### Tekstgedeelte:
Socialisme in de kleuren der volkeren: Catalaanse onafhankelijkheid



1. Een schets van de hedendaagse Catalaanse kwestie

Met de veroordeling van 9 Catalaanse politieke leiders tot in totaal samen meer dan 100 jaar gevangenis, is de Catalaanse kwestie in een nieuwe fase beland. Het politieke doel van de Spaanse elite is juist om op een voorbeeldige manier de politieke en regeringsleiders van het Catalaanse zelfbeschikkingsreferendum te straffen, zodat niemand anders nog een politieke weg durft te proberen die de territoriale eenheid van de Spaanse staat en bijhorende kapitaalsbelangen in vraag durft te stellen. Ook om op welke manier dan ook een volksmacht op straat te voorkomen die een bedreiging inhoudt voor de politieke, gerechtelijke en economische macht van deze elite, en die de territoriale eenheid van deze Spaanse staat en bijhorende voorrechten garandeert.

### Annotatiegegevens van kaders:
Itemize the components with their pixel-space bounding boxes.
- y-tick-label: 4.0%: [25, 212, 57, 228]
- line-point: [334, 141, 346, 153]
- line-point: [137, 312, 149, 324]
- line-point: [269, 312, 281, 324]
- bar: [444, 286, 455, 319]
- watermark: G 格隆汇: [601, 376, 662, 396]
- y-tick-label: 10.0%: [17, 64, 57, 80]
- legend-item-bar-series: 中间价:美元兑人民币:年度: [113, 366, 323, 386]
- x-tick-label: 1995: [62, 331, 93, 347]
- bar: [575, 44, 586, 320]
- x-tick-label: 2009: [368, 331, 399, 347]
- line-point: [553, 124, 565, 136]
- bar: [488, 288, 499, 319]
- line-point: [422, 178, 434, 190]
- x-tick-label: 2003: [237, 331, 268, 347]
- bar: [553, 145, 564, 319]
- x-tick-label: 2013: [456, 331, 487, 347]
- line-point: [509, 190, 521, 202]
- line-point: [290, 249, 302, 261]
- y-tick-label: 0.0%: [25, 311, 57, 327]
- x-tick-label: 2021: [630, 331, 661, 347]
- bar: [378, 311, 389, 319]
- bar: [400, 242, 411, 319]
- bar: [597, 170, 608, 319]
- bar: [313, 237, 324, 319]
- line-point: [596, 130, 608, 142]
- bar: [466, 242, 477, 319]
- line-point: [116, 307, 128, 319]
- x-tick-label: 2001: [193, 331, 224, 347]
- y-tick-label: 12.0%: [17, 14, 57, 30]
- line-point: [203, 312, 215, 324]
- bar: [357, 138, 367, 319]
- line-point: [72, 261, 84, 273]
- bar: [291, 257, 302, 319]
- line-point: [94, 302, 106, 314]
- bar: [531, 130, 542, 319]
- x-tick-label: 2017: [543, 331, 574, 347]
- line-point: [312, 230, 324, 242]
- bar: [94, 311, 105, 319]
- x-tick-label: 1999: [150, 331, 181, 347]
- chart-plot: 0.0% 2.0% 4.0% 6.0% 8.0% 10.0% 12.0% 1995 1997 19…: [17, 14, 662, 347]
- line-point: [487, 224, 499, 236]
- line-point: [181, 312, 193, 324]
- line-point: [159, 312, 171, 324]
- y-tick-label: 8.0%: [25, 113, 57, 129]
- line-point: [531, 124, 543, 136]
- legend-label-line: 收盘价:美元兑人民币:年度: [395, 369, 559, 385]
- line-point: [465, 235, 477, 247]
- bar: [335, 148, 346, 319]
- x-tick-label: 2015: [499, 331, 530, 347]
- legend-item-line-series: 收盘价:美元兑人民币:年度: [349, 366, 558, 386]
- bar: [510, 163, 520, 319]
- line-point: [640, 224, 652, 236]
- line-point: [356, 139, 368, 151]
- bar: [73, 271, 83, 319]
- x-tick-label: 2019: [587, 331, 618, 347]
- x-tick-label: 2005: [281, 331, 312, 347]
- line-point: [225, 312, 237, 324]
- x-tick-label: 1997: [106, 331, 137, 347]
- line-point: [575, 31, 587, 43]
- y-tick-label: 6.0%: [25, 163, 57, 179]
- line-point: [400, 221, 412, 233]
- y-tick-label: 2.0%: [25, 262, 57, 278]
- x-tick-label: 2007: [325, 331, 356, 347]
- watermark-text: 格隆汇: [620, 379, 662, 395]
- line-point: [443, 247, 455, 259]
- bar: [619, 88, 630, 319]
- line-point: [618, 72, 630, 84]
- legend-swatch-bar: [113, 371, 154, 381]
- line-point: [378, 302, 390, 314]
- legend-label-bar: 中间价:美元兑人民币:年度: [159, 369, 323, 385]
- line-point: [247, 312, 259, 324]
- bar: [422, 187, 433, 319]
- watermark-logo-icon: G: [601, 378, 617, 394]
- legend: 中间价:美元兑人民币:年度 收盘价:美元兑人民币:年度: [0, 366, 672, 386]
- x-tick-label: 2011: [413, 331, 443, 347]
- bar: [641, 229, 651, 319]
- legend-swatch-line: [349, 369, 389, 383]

### Te doen:
a: Schrijf uit de tekst over de Catalaanse kwestie het stuk van "Socialisme in de" tot en met "bijhorende voorrechten garandeert." woord voor woord over.
b: Zet de tekst over de Catalaanse onafhankelijkheid voort, te beginnen na de laatste zin die er staat.

### Antwoorden hieronder:
a:
Socialisme in de kleuren der volkeren: Catalaanse onafhankelijkheid



1. Een schets van de hedendaagse Catalaanse kwestie

Met de veroordeling van 9 Catalaanse politieke leiders tot in totaal samen meer dan 100 jaar gevangenis, is de Catalaanse kwestie in een nieuwe fase beland. Het politieke doel van de Spaanse elite is juist om op een voorbeeldige manier de politieke en regeringsleiders van het Catalaanse zelfbeschikkingsreferendum te straffen, zodat niemand anders nog een politieke weg durft te proberen die de territoriale eenheid van de Spaanse staat en bijhorende kapitaalsbelangen in vraag durft te stellen. Ook om op welke manier dan ook een volksmacht op straat te voorkomen die een bedreiging inhoudt voor de politieke, gerechtelijke en economische macht van deze elite, en die de territoriale eenheid van deze Spaanse staat en bijhorende voorrechten garandeert.

b:
De veronderstelde misdaden die werden aangerekend zijn “rebellie, opruiing, verduistering van openbare middelen en ongehoorzaamheid gepleegd door een persoon met autoriteit”. De Catalaanse regering werd in de nasleep van het referendum in het najaar van 2017 afgezet door Madrid, de Catalaanse gedeeltelijke autonomie werd opgeschort. Ondertussen gaan de Spaanse ordediensten hun gangetje, waarbij gewelddadig wordt opgetreden tegen (zeer vaak vreedzame) betogers. Finaal zal dit een Pyrrusoverwinning voor Madrid zijn, er zijn bruggen opgeblazen (voorlopig nog spreekwoordelijk) die herstel richting een Spaanse eenheidsstaat zonder meer zelfstandigheid voor Catalonië onmogelijk hebben gemaakt. Het blijft voorlopig onduidelijk of zich op de langere termijn een guerrilla vormt, zoals in Baskenland, maar een aantal elementen wijzen wel in die richting. In het verleden kende Catalonië al de Terra Lliure-beweging, een socialistische en nationalistische guerrillagroepering die zich in 1991 ontbond. Verdere provocatie, tranen of zelfs een bloedbad onder de aanhangers van de onafhankelijkheid zouden deze optie zeer snel kunnen heropenen.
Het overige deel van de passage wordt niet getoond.